§ Problem to work on
Extract from the listing each line in which the word "предоставления" appears.

(Entries from a dataset)
· · · ·
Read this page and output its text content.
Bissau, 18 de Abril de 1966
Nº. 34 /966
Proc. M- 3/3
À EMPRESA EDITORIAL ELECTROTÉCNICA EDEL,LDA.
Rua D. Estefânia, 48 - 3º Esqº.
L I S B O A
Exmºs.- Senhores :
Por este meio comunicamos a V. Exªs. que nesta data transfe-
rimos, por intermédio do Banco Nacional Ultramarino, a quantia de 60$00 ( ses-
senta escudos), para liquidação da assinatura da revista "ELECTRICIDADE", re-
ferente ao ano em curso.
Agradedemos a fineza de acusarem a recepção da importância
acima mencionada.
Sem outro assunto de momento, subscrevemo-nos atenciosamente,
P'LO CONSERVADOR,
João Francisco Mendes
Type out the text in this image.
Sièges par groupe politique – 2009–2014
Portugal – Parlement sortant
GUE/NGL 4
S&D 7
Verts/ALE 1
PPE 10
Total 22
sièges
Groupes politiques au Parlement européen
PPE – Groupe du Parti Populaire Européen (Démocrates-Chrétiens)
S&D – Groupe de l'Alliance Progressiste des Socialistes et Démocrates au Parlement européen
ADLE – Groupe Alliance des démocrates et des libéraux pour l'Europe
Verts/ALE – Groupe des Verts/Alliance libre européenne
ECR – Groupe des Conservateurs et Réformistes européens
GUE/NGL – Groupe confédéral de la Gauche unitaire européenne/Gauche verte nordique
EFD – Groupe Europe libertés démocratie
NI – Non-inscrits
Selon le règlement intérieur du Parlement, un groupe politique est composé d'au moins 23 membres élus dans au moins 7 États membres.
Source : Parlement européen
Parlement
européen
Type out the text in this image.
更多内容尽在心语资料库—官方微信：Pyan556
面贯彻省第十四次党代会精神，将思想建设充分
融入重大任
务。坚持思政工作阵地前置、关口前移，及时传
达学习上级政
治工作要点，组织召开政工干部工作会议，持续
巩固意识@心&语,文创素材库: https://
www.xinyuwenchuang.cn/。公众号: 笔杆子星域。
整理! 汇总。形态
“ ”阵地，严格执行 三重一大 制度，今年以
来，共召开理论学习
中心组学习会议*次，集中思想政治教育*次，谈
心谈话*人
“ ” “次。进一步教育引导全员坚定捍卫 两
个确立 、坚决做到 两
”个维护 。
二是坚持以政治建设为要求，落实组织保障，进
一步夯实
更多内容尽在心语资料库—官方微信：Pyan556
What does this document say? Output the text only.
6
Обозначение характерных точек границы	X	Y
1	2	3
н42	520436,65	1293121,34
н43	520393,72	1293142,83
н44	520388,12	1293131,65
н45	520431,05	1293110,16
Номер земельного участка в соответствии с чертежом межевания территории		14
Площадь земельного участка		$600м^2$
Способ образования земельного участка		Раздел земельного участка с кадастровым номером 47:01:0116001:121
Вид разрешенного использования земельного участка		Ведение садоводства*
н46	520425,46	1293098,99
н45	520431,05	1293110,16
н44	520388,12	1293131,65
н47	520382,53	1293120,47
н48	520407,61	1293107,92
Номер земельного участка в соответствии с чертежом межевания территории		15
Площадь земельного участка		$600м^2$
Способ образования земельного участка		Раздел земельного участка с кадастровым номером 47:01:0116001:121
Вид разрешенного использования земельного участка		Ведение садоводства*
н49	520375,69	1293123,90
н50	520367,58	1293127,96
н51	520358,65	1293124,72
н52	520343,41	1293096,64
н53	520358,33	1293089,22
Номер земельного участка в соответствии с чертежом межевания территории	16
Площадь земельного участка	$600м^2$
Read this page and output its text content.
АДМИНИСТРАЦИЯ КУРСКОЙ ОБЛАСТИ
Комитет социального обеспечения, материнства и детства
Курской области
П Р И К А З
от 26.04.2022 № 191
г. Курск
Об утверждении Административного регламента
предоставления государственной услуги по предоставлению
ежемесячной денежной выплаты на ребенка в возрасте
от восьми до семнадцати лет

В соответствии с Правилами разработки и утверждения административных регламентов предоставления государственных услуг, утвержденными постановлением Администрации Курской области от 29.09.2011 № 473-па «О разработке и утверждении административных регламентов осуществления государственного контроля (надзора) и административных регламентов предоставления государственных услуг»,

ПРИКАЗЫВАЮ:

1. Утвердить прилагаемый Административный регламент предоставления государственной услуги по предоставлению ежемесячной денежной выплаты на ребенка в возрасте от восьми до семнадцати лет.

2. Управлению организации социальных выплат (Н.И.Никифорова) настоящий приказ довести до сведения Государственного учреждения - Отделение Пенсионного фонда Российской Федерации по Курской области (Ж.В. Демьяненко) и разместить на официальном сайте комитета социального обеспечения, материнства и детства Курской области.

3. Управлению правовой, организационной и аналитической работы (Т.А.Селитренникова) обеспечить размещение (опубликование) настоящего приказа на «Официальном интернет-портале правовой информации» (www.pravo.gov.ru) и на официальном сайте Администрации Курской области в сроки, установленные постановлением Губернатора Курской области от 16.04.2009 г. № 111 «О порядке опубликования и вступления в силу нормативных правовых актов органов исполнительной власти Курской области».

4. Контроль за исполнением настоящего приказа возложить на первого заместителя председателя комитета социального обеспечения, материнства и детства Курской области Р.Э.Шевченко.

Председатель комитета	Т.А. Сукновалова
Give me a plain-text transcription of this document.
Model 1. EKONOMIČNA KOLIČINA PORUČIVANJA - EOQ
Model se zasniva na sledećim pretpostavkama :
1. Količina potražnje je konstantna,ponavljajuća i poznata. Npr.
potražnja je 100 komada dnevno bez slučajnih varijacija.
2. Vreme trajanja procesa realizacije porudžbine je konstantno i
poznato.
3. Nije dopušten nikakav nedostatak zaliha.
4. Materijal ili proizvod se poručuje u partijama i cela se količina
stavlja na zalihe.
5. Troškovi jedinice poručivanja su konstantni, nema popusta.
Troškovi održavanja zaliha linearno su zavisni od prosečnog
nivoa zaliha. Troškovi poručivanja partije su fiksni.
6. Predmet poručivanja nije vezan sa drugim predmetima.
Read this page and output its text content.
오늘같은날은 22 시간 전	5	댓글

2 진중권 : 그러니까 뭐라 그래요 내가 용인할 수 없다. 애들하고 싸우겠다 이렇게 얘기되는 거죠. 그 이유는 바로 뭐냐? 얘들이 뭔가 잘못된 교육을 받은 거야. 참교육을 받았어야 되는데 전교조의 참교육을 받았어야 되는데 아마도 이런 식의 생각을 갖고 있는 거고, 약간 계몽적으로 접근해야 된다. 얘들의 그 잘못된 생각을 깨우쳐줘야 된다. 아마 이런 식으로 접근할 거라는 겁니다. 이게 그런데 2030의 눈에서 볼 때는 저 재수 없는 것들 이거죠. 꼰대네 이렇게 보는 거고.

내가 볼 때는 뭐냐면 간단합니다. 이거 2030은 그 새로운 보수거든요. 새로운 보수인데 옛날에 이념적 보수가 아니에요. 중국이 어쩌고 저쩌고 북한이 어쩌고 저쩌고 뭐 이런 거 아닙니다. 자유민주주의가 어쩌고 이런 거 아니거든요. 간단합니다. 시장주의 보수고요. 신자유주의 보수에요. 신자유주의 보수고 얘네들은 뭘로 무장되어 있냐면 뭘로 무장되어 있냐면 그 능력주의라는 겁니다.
· · · ·
§ Answer below
предоставления государственной услуги по предоставлению
В соответствии с Правилами разработки и утверждения административных регламентов предоставления государственных услуг, утвержденными постановлением Администрации Курской области от 29.09.2011 № 473-па «О разработке и утверждении административных регламентов осуществления государственного контроля (надзора) и административных регламентов предоставления государственных услуг»,
1. Утвердить прилагаемый Административный регламент предоставления государственной услуги по предоставлению ежемесячной денежной выплаты на ребенка в возрасте от восьми до семнадцати лет.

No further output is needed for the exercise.